Given request -
Check each line of the listing below for the string "两票三制", and copy the ones that have it.

Material supplied -
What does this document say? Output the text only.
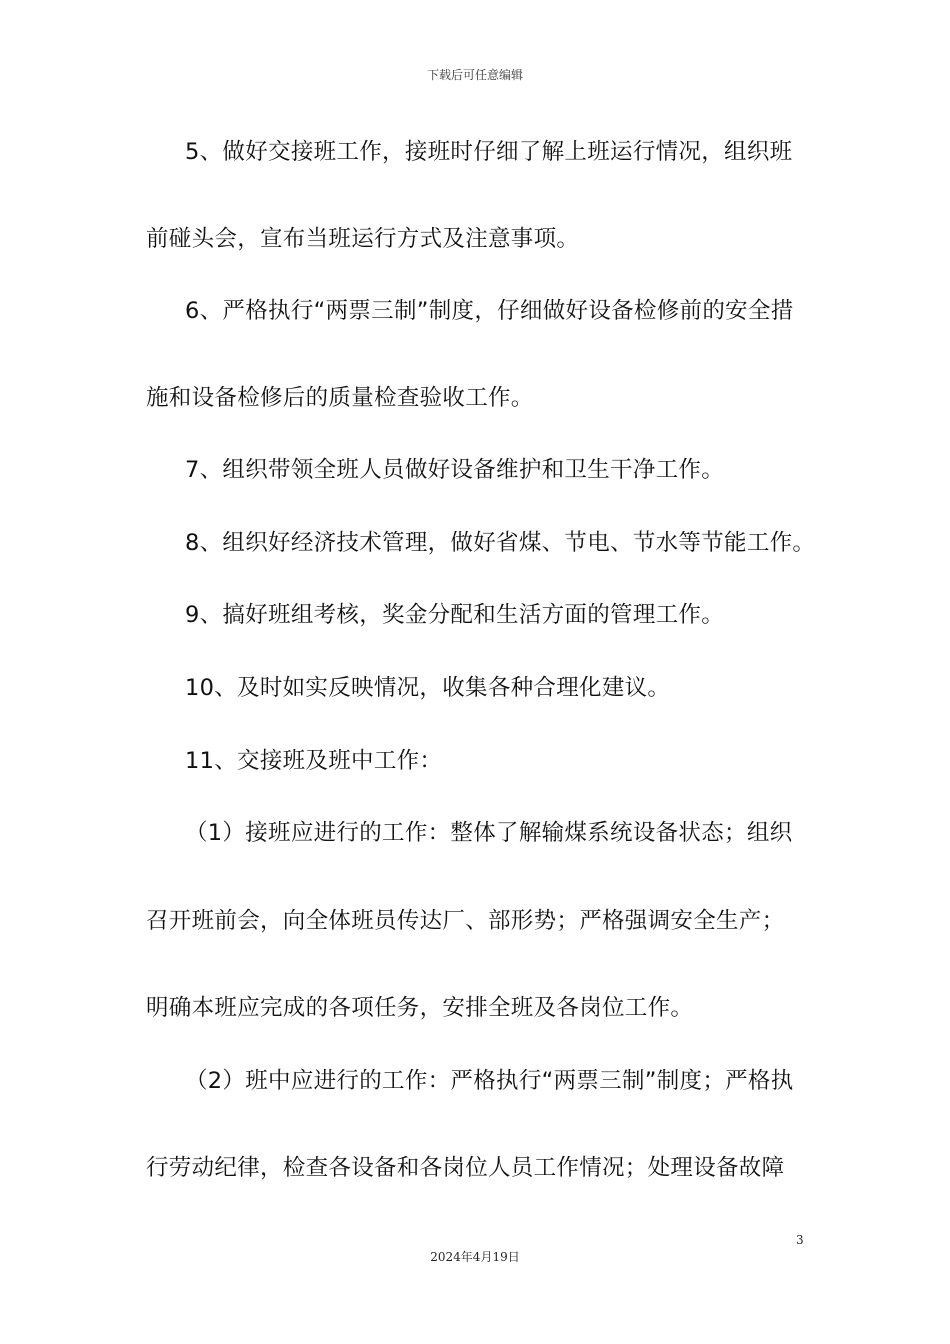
下载后可任意编辑
5、做好交接班工作，接班时仔细了解上班运行情况，组织班
前碰头会，宣布当班运行方式及注意事项。
6、严格执行“两票三制”制度，仔细做好设备检修前的安全措
施和设备检修后的质量检查验收工作。
7、组织带领全班人员做好设备维护和卫生干净工作。
8、组织好经济技术管理，做好省煤、节电、节水等节能工作。
9、搞好班组考核，奖金分配和生活方面的管理工作。
10、及时如实反映情况，收集各种合理化建议。
11、交接班及班中工作：
（1）接班应进行的工作：整体了解输煤系统设备状态；组织
召开班前会，向全体班员传达厂、部形势；严格强调安全生产；
明确本班应完成的各项任务，安排全班及各岗位工作。
（2）班中应进行的工作：严格执行“两票三制”制度；严格执
行劳动纪律，检查各设备和各岗位人员工作情况；处理设备故障
3
2024年4月19日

Written reply -
6、严格执行“两票三制”制度，仔细做好设备检修前的安全措
（2）班中应进行的工作：严格执行“两票三制”制度；严格执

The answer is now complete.